Data entries for graphics:
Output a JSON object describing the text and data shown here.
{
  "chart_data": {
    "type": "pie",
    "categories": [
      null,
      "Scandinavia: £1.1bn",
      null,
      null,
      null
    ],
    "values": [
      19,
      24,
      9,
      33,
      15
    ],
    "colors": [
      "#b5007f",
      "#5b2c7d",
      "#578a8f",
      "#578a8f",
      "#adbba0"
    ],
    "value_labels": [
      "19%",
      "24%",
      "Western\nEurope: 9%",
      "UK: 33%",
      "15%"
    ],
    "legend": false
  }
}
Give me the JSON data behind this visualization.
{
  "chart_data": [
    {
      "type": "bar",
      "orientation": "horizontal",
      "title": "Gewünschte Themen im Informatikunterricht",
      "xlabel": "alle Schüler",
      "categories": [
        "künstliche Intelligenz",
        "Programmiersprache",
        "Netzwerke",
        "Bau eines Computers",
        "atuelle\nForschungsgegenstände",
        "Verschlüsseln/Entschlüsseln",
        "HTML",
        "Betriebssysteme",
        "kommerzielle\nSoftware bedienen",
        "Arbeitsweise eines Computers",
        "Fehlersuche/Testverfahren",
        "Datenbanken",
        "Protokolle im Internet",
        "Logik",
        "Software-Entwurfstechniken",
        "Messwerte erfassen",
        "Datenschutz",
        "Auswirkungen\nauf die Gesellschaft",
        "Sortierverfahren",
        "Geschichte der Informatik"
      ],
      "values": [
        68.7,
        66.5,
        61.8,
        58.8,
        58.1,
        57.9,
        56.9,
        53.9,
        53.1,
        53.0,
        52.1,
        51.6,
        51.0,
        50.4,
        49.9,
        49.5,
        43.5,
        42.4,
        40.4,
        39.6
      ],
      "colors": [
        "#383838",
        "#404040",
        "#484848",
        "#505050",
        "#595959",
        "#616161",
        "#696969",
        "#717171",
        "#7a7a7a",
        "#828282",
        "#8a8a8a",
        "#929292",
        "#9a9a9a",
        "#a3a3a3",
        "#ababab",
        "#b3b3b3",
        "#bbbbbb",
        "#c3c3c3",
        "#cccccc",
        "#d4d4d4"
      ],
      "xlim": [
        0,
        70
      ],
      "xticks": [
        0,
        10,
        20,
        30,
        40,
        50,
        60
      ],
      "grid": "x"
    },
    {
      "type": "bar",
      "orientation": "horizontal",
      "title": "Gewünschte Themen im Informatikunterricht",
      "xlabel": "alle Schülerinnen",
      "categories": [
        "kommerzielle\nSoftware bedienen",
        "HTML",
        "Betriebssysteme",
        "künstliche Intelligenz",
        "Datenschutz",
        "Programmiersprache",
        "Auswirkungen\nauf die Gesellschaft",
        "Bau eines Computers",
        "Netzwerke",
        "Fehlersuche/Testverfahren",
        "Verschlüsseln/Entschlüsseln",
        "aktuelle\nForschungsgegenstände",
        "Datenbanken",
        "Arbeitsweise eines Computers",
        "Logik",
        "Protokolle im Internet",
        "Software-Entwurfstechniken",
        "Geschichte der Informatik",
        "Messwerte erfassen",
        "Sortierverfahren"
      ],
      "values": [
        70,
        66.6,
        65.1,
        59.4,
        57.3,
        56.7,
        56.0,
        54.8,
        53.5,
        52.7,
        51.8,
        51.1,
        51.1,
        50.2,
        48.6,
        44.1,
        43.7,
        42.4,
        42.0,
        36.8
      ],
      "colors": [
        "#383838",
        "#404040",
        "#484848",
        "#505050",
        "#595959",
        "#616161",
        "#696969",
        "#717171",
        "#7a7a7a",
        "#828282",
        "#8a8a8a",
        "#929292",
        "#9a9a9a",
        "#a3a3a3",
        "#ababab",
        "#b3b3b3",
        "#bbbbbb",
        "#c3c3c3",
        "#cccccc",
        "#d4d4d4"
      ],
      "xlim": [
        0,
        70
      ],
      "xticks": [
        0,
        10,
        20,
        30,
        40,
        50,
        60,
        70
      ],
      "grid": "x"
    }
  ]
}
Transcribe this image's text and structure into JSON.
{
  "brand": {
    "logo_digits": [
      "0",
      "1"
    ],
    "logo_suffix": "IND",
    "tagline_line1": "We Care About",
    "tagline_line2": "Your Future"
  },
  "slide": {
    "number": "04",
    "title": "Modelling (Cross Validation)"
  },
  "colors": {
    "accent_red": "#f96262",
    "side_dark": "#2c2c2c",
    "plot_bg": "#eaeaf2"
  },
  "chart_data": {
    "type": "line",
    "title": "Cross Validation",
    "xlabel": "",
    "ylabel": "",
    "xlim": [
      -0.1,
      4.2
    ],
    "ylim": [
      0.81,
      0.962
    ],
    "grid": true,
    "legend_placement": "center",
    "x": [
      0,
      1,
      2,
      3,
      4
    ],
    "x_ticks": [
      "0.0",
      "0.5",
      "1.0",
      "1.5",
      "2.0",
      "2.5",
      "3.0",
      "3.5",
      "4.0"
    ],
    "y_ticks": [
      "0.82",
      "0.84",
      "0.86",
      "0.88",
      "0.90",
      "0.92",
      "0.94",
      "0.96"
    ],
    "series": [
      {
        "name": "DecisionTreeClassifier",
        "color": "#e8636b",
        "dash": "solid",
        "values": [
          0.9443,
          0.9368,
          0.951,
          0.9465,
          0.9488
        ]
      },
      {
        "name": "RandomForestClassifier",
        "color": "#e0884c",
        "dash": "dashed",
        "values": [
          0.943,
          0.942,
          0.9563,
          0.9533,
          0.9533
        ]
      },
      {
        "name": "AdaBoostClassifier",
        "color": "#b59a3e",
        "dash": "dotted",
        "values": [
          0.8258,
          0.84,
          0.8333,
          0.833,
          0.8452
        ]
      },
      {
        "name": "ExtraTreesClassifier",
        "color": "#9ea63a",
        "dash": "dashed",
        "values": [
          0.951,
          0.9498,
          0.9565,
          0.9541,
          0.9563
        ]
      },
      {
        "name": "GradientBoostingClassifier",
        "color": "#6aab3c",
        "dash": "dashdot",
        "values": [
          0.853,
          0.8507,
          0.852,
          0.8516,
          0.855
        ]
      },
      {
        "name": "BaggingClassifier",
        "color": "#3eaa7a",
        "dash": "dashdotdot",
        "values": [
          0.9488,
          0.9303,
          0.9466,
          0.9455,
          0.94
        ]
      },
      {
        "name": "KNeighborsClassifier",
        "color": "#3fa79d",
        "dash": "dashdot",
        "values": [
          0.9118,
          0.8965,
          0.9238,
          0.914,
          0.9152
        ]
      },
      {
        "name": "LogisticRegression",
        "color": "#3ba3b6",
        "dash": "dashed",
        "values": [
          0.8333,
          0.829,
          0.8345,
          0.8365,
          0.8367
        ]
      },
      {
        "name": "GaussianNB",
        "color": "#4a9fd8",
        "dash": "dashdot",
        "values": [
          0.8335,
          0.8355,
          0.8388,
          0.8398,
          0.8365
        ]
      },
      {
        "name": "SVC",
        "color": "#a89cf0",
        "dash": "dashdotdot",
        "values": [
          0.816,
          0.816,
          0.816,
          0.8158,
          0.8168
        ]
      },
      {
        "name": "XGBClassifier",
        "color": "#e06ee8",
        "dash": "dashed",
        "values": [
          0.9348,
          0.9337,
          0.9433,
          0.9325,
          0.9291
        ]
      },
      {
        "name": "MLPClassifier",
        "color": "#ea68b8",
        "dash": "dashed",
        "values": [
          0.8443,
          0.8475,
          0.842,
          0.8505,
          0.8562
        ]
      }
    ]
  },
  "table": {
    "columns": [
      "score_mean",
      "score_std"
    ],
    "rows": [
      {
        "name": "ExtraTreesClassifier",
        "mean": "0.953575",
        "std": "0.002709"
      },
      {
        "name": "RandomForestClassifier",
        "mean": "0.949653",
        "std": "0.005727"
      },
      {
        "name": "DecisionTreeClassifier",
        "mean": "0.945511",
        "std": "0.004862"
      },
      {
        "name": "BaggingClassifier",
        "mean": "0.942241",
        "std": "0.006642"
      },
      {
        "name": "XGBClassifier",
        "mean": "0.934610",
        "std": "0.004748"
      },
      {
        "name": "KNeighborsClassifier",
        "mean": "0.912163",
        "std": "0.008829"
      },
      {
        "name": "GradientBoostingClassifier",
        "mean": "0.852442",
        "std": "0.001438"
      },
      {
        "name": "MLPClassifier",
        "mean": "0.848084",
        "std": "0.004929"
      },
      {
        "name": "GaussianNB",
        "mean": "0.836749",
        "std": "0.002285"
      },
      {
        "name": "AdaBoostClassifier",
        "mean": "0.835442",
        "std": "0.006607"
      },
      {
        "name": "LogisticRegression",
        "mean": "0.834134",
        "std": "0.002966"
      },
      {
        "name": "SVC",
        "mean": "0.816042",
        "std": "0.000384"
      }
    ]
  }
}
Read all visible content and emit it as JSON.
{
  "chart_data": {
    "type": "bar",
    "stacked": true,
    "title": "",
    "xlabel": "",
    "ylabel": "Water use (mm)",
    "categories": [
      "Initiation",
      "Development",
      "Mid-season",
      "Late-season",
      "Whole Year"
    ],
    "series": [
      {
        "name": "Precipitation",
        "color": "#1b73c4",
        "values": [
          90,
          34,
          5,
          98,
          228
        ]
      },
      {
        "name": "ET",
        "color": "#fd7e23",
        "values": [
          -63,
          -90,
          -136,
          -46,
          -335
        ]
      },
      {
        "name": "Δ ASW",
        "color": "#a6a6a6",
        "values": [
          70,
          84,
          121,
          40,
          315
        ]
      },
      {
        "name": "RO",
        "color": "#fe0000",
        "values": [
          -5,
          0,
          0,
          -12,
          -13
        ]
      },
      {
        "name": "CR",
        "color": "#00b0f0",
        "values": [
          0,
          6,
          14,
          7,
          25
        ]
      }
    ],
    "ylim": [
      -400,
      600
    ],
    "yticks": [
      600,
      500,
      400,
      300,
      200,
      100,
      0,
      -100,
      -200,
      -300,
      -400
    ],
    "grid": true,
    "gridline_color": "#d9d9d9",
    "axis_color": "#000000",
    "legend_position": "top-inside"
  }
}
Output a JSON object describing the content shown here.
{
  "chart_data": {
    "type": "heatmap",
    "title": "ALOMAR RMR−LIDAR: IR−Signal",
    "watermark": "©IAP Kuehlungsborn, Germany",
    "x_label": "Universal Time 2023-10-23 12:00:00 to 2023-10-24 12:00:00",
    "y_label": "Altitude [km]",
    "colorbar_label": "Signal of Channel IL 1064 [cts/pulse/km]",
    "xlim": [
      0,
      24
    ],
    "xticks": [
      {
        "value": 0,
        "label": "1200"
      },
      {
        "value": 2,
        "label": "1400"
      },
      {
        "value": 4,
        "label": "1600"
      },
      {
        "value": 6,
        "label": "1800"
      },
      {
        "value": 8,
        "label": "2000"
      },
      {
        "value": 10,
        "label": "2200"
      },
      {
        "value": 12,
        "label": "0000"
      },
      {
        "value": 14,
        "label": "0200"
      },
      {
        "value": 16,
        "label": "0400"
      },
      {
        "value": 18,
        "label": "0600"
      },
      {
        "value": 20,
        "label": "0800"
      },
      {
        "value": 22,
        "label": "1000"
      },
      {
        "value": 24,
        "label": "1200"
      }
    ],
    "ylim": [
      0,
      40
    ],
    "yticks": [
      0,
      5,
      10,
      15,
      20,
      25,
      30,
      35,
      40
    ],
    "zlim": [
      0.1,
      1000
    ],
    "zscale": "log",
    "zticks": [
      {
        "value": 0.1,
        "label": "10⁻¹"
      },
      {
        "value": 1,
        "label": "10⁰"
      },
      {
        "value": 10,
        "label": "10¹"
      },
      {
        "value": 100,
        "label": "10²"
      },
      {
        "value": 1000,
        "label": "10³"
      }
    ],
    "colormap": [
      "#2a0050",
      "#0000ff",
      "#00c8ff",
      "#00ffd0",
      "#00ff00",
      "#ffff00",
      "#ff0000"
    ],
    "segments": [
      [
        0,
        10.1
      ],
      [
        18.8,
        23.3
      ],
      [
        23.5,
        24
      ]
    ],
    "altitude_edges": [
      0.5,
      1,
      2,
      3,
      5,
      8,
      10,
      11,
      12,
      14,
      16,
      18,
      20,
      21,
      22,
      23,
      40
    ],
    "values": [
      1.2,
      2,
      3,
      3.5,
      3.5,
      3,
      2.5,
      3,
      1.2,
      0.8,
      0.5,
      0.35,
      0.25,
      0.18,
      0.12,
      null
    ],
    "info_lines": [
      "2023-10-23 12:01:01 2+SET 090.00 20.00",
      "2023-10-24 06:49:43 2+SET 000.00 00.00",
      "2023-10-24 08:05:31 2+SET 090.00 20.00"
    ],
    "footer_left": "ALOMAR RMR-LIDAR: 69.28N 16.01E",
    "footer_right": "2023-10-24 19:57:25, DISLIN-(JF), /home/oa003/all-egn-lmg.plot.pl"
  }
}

• [PROBLEM STATEMENT]: Looking at the records above, report how many lines contain the word "LIDAR". Answer with the number only.

• [OUTPUT FOR THIS EXERCISE]: 2